═════ Supplied entries ═════

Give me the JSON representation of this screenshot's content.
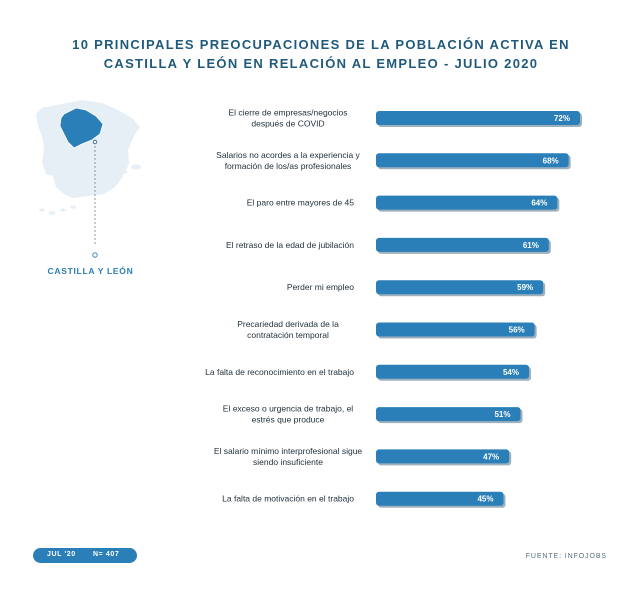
{
  "title": {
    "line1": "10 PRINCIPALES PREOCUPACIONES DE LA POBLACIÓN ACTIVA EN",
    "line2": "CASTILLA Y LEÓN EN RELACIÓN AL EMPLEO - JULIO 2020"
  },
  "map": {
    "region_label": "CASTILLA Y LEÓN",
    "highlight_color": "#2b7fb8",
    "land_color": "#e7eff6"
  },
  "chart_data": {
    "type": "bar",
    "orientation": "horizontal",
    "categories": [
      [
        "El cierre de empresas/negocios",
        "después de COVID"
      ],
      [
        "Salarios no acordes a la experiencia y",
        "formación de los/as profesionales"
      ],
      [
        "El paro entre mayores de 45"
      ],
      [
        "El retraso de la edad de jubilación"
      ],
      [
        "Perder mi empleo"
      ],
      [
        "Precariedad derivada de la",
        "contratación temporal"
      ],
      [
        "La falta de reconocimiento en el trabajo"
      ],
      [
        "El exceso o urgencia de trabajo, el",
        "estrés que produce"
      ],
      [
        "El salario mínimo interprofesional sigue",
        "siendo insuficiente"
      ],
      [
        "La falta de motivación en el trabajo"
      ]
    ],
    "values": [
      72,
      68,
      64,
      61,
      59,
      56,
      54,
      51,
      47,
      45
    ],
    "value_labels": [
      "72%",
      "68%",
      "64%",
      "61%",
      "59%",
      "56%",
      "54%",
      "51%",
      "47%",
      "45%"
    ],
    "unit": "%",
    "bar_color": "#2b7fb8",
    "shadow_color": "#9fb0bd",
    "grid": false,
    "legend": "none"
  },
  "footer": {
    "period": "JUL '20",
    "sample": "N= 407",
    "source": "FUENTE: INFOJOBS"
  }
}
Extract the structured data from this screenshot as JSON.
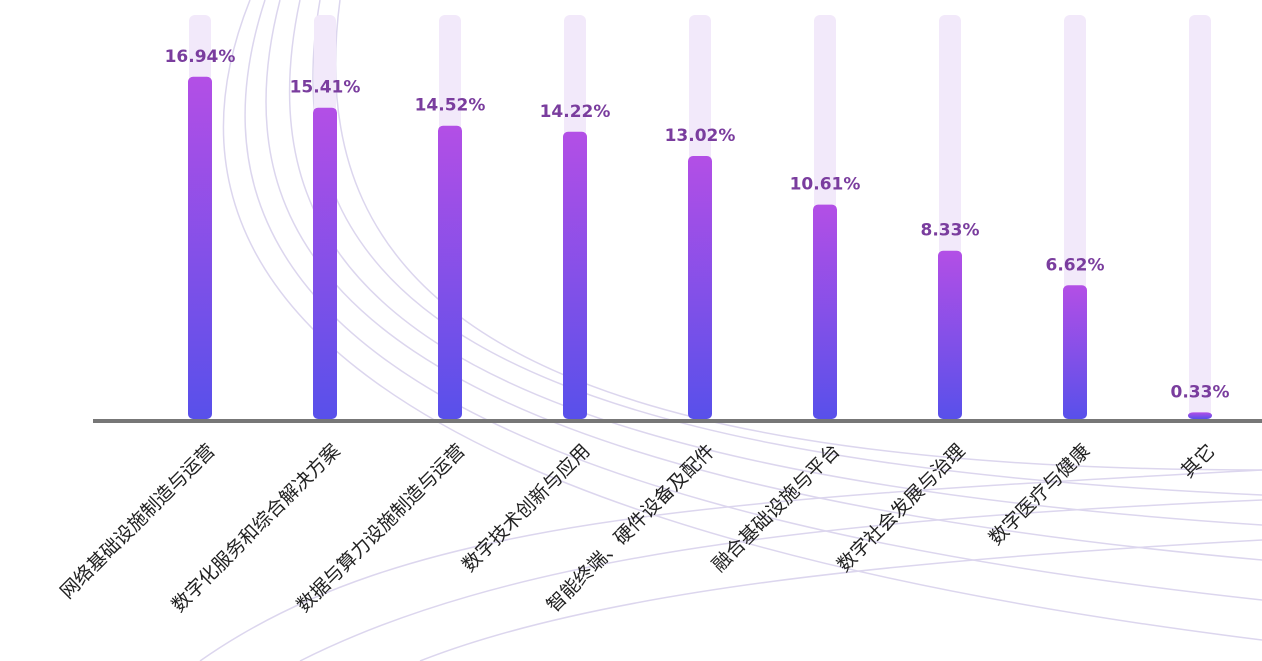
{
  "chart_data": {
    "type": "bar",
    "categories": [
      "网络基础设施制造与运营",
      "数字化服务和综合解决方案",
      "数据与算力设施制造与运营",
      "数字技术创新与应用",
      "智能终端、硬件设备及配件",
      "融合基础设施与平台",
      "数字社会发展与治理",
      "数字医疗与健康",
      "其它"
    ],
    "values": [
      16.94,
      15.41,
      14.52,
      14.22,
      13.02,
      10.61,
      8.33,
      6.62,
      0.33
    ],
    "value_labels": [
      "16.94%",
      "15.41%",
      "14.52%",
      "14.22%",
      "13.02%",
      "10.61%",
      "8.33%",
      "6.62%",
      "0.33%"
    ],
    "ylim": [
      0,
      20
    ],
    "gradient": [
      "#b34fe6",
      "#5850ea"
    ],
    "track_color": "#f2e9fa",
    "label_color": "#7a3d9e"
  }
}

═════

**Prompt**
Reproduce every record above exactly, omitting the pictures.

**Reply**
Give me the JSON representation of this screenshot's content.
{
  "title": {
    "line1": "10 PRINCIPALES PREOCUPACIONES DE LA POBLACIÓN ACTIVA EN",
    "line2": "CASTILLA Y LEÓN EN RELACIÓN AL EMPLEO - JULIO 2020"
  },
  "map": {
    "region_label": "CASTILLA Y LEÓN",
    "highlight_color": "#2b7fb8",
    "land_color": "#e7eff6"
  },
  "chart_data": {
    "type": "bar",
    "orientation": "horizontal",
    "categories": [
      [
        "El cierre de empresas/negocios",
        "después de COVID"
      ],
      [
        "Salarios no acordes a la experiencia y",
        "formación de los/as profesionales"
      ],
      [
        "El paro entre mayores de 45"
      ],
      [
        "El retraso de la edad de jubilación"
      ],
      [
        "Perder mi empleo"
      ],
      [
        "Precariedad derivada de la",
        "contratación temporal"
      ],
      [
        "La falta de reconocimiento en el trabajo"
      ],
      [
        "El exceso o urgencia de trabajo, el",
        "estrés que produce"
      ],
      [
        "El salario mínimo interprofesional sigue",
        "siendo insuficiente"
      ],
      [
        "La falta de motivación en el trabajo"
      ]
    ],
    "values": [
      72,
      68,
      64,
      61,
      59,
      56,
      54,
      51,
      47,
      45
    ],
    "value_labels": [
      "72%",
      "68%",
      "64%",
      "61%",
      "59%",
      "56%",
      "54%",
      "51%",
      "47%",
      "45%"
    ],
    "unit": "%",
    "bar_color": "#2b7fb8",
    "shadow_color": "#9fb0bd",
    "grid": false,
    "legend": "none"
  },
  "footer": {
    "period": "JUL '20",
    "sample": "N= 407",
    "source": "FUENTE: INFOJOBS"
  }
}
Extract the structured data from this screenshot as JSON.
{
  "chart_data": {
    "type": "bar",
    "categories": [
      "网络基础设施制造与运营",
      "数字化服务和综合解决方案",
      "数据与算力设施制造与运营",
      "数字技术创新与应用",
      "智能终端、硬件设备及配件",
      "融合基础设施与平台",
      "数字社会发展与治理",
      "数字医疗与健康",
      "其它"
    ],
    "values": [
      16.94,
      15.41,
      14.52,
      14.22,
      13.02,
      10.61,
      8.33,
      6.62,
      0.33
    ],
    "value_labels": [
      "16.94%",
      "15.41%",
      "14.52%",
      "14.22%",
      "13.02%",
      "10.61%",
      "8.33%",
      "6.62%",
      "0.33%"
    ],
    "ylim": [
      0,
      20
    ],
    "gradient": [
      "#b34fe6",
      "#5850ea"
    ],
    "track_color": "#f2e9fa",
    "label_color": "#7a3d9e"
  }
}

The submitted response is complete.